A run of records:
◆ ◆ ◆ ◆
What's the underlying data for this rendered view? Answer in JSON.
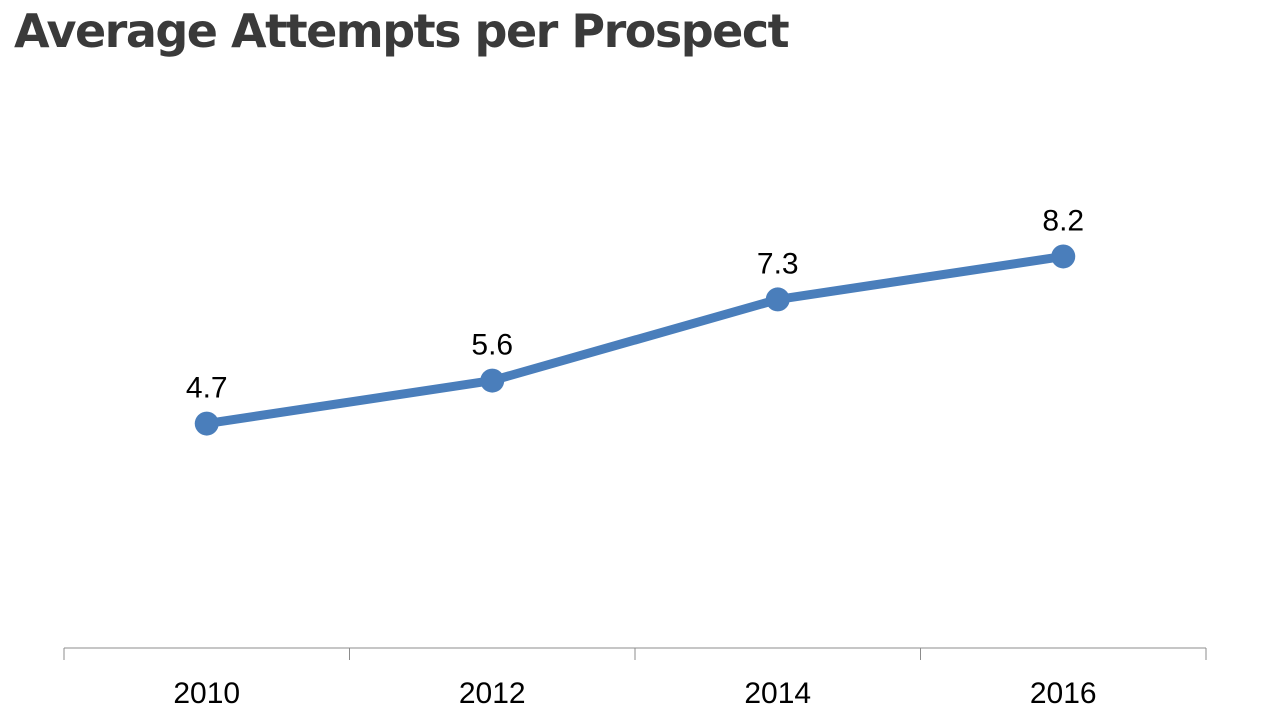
{
  "chart_data": {
    "type": "line",
    "title": "Average Attempts per Prospect",
    "xlabel": "",
    "ylabel": "",
    "categories": [
      "2010",
      "2012",
      "2014",
      "2016"
    ],
    "series": [
      {
        "values": [
          4.7,
          5.6,
          7.3,
          8.2
        ],
        "color": "#4a7ebb",
        "markers": "circle",
        "data_labels": [
          "4.7",
          "5.6",
          "7.3",
          "8.2"
        ]
      }
    ],
    "ylim": [
      0,
      12
    ],
    "grid": false,
    "legend": "none"
  }
}
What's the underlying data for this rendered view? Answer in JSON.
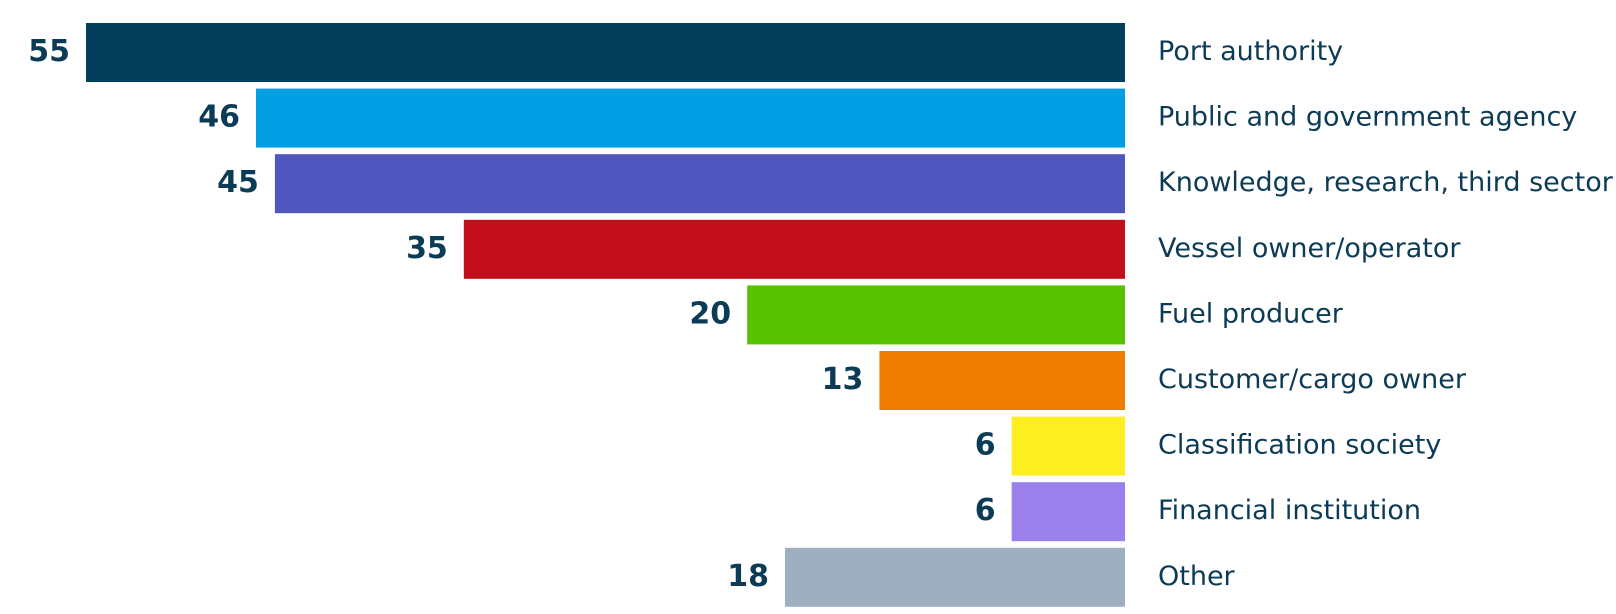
◆ ◆ ◆ ◆
Instructions to follow: Every entry above is to be set down exactly; the pictures are to be left out.

Task answer:
What's the underlying data for this rendered view? Answer in JSON.
{
  "chart_data": {
    "type": "line",
    "title": "Average Attempts per Prospect",
    "xlabel": "",
    "ylabel": "",
    "categories": [
      "2010",
      "2012",
      "2014",
      "2016"
    ],
    "series": [
      {
        "values": [
          4.7,
          5.6,
          7.3,
          8.2
        ],
        "color": "#4a7ebb",
        "markers": "circle",
        "data_labels": [
          "4.7",
          "5.6",
          "7.3",
          "8.2"
        ]
      }
    ],
    "ylim": [
      0,
      12
    ],
    "grid": false,
    "legend": "none"
  }
}
What's the underlying data for this rendered view? Answer in JSON.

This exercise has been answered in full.